• _Request_:
Output each entry verbatim and exclude every picture from it.

Stored records

+--

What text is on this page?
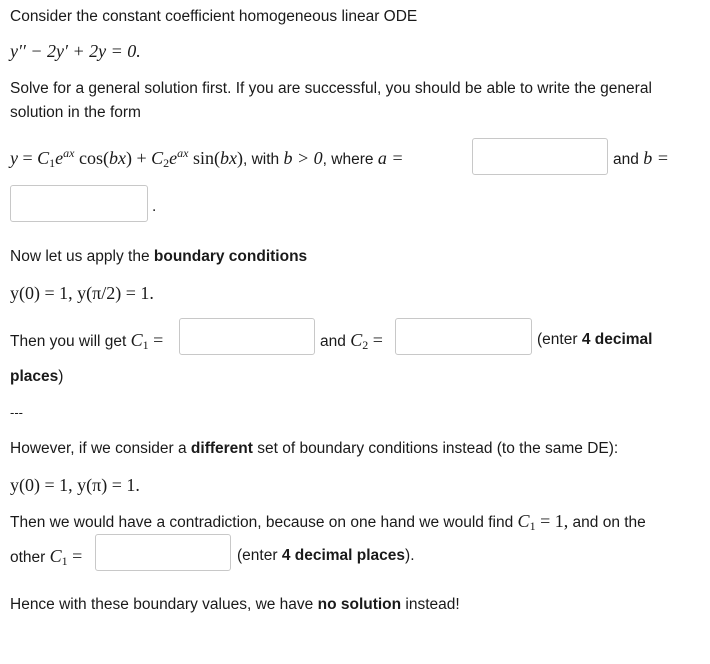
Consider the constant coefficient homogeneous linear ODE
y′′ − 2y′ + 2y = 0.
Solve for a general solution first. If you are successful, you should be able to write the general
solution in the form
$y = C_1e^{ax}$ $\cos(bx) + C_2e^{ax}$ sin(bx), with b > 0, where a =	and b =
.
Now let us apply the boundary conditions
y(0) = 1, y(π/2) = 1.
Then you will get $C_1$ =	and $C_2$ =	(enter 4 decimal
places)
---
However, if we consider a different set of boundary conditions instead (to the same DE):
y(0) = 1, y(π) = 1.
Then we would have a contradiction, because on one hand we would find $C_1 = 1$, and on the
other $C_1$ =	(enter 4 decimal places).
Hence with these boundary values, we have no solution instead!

+--

• _Final result_:
What text is on this page?
Consider the constant coefficient homogeneous linear ODE
y′′ − 2y′ + 2y = 0.
Solve for a general solution first. If you are successful, you should be able to write the general
solution in the form
$y = C_1e^{ax}$ $\cos(bx) + C_2e^{ax}$ sin(bx), with b > 0, where a =	and b =
.
Now let us apply the boundary conditions
y(0) = 1, y(π/2) = 1.
Then you will get $C_1$ =	and $C_2$ =	(enter 4 decimal
places)
---
However, if we consider a different set of boundary conditions instead (to the same DE):
y(0) = 1, y(π) = 1.
Then we would have a contradiction, because on one hand we would find $C_1 = 1$, and on the
other $C_1$ =	(enter 4 decimal places).
Hence with these boundary values, we have no solution instead!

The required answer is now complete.